• [Document excerpt]
Photo by M. Henry


With a patented blast of stompbox-laden sturm und twang guitar, greazy organ, blowzy sax, slobbering harmonica, wordless vocals and a party vibe that only comes in screw-top bottles, the Fleshtones returneth with Do You Swing?, the NYC quartet’s 12th studio album since they first brought their “getting down needs no justification” mantra to 45 rpm vinyl lo these 25 years ago.


Much like their kissin’ cousins the Cramps, the Fleshtones have reveled in their roles as America’s foremost trash compactors for so long — a trio of mind-bending early-’80s albums for I.R.S. coupled with front man Peter Zaremba’s 1984–87 stint as the original host for MTV’s The Cutting Edge, for starters — that they’ve been christened “garage fathers” of the musical sensation that’s been threatening to sweep the nation ever since “three’s a trend” journalists got slapped upside the head by the Strokes, the White Stripes, the Hives and blah blah blah …


Speaking for co-founding members guitarist Keith Streng, drummer Bill Milhizer and — since ’92 — bassist Ken Fox, Zaremba remains rather sanguine about the Fleshtones’ current éminence grise status: “On one hand, it makes me feel slightly vindicated after almost 30 years of people asking us, ‘Why do you even bother doing this?’ On the other — to paraphrase Leo Gorcey — ‘I wouldn’t mind a piece of that action.’


“But I’ve always said the Fleshtones are a band that no movement can help. The English have never gotten us — maybe ’cause we’re too quintessentially American — and that’s sort of hurt us in this country. They’re always saying, ‘That doesn’t respect the Standells!’ But if you ever met the Standells, you’d know not to respect them anyway.” Zaremba laughs.


“And we’ve always avoided those typical Nuggets-type things like ‘Dirty Water’ or ‘Wooly Bully,’ ’cause those songs are total statements and you’re only going to do a crummy version. There’s a quote from Jorge Luis Borges — ‘Both copulation and mirrors are abominations because they multiply mankind’ — and when it comes to music, it’s the same thing.”


Yet the Fleshtones have always spiked their albums with not-quite-faithful renditions of hopeless obscurities or radical revamps of rock standards, and Do You Swing? continues this tradition in the form of the Coastliners’ mid-’60s frat-rocker “Alright” and Led Zeppelin’s “Communication Breakdown,” respectively.


“A lot of times we’ll try to take a song that bands we like might’ve done but didn’t, and try to figure out what they would’ve done with it. That Coastliners thing is just a fun, dance-type number, and the Zeppelin tune was an attempt to take it back to their roots in the Yardbirds, but since we can’t really play like the Yardbirds, it just sounds like punk rock.”

• [Supplied material]
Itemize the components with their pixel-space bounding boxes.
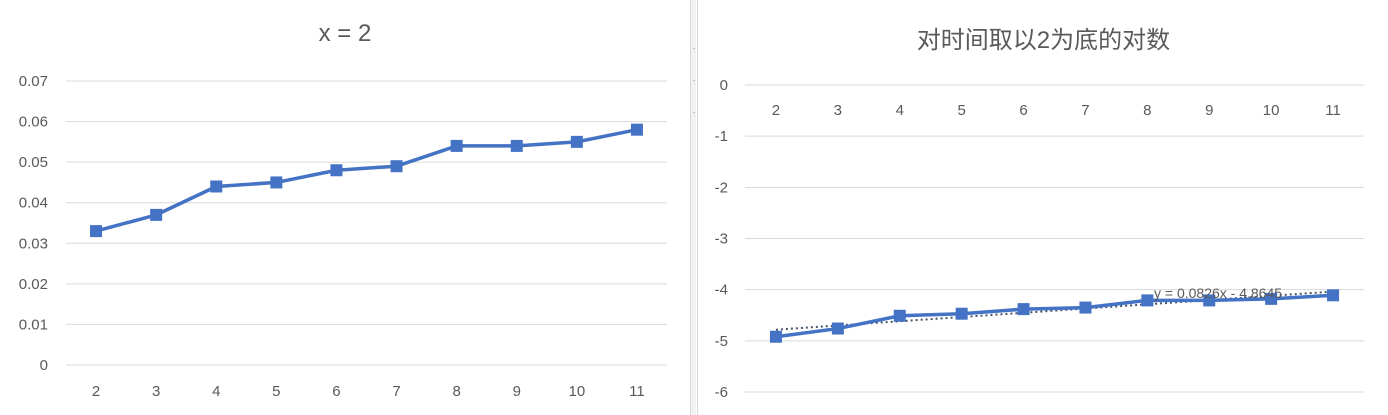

• [Goal 1] Repeat the part of the Fleshtones article that begins at the words "Photo by M." and stops after "25 years ago.".
• [Goal 2] Which members of the Fleshtones does the article on the band name, and what role does each one play?
• [Goal 3] Extend the article on the Fleshtones past its final paragraph.

• [Task response 1]
Photo by M. Henry


With a patented blast of stompbox-laden sturm und twang guitar, greazy organ, blowzy sax, slobbering harmonica, wordless vocals and a party vibe that only comes in screw-top bottles, the Fleshtones returneth with Do You Swing?, the NYC quartet’s 12th studio album since they first brought their “getting down needs no justification” mantra to 45 rpm vinyl lo these 25 years ago.

• [Task response 2] Peter Zaremba (front man), Keith Streng (guitarist), Bill Milhizer (drummer), Ken Fox (bassist)

• [Task response 3]
As far as the Fleshtones’ own songs being covered, that hasn’t happened much. “They’re too quirky,” says Zaremba. “The instrumentation is too weird — otherwise it just sounds like another three-chord whatnot — and there’s a certain lack of proficiency at work. It’s kinda like if Shemp Howard died and Moe and Larry asked Laurence Olivier to take his place. He’s great, but he really wouldn’t have fit in. But I’d love it if a few bands covered our stuff rather than just recycling our stage moves.”


Such as the Hives appropriating your arms-crossed “powerstance” from 1991?


“Yeah, but the only thing that really bothers me is when some writer says we’re ‘ripping off the Hives.’” Zaremba laughs again. “All the choreography we’ve ever done has been to try and break down that invisible wall of pretense that separates the performer from the audience in favor of creating a communal orgiastic experience. And when it’s a good show, we’ve succeeded in that.


“It’s kinda like why we’ve always done a bunch of instrumentals, from ‘Roman Gods’ and ‘Theme From The Vindicators’ on down to the new album’s ‘Double Dipper’ and ‘One Four Five.’ For one thing, doing an instrumental is a helluva lot easier, ’cause then I don’t have to think of any dopey lyrics, which is always a big pitfall. Like what shouldn’t you say? I love doing instrumentals, ’cause then it’s just the emotion of the music that’s going to take you away.”


A lot of music critics have a hard time getting their heads around that concept …


“Yeah, well, a lot of people don’t understand why Hershell Gordon Lewis is
a better filmmaker than Steven Spielberg: ’Cause he makes a lot more entertaining movies, and doesn’t have to spend
$100 million to do it.”


THE FLESHTONES | Do You Swing? | (Yep Roc)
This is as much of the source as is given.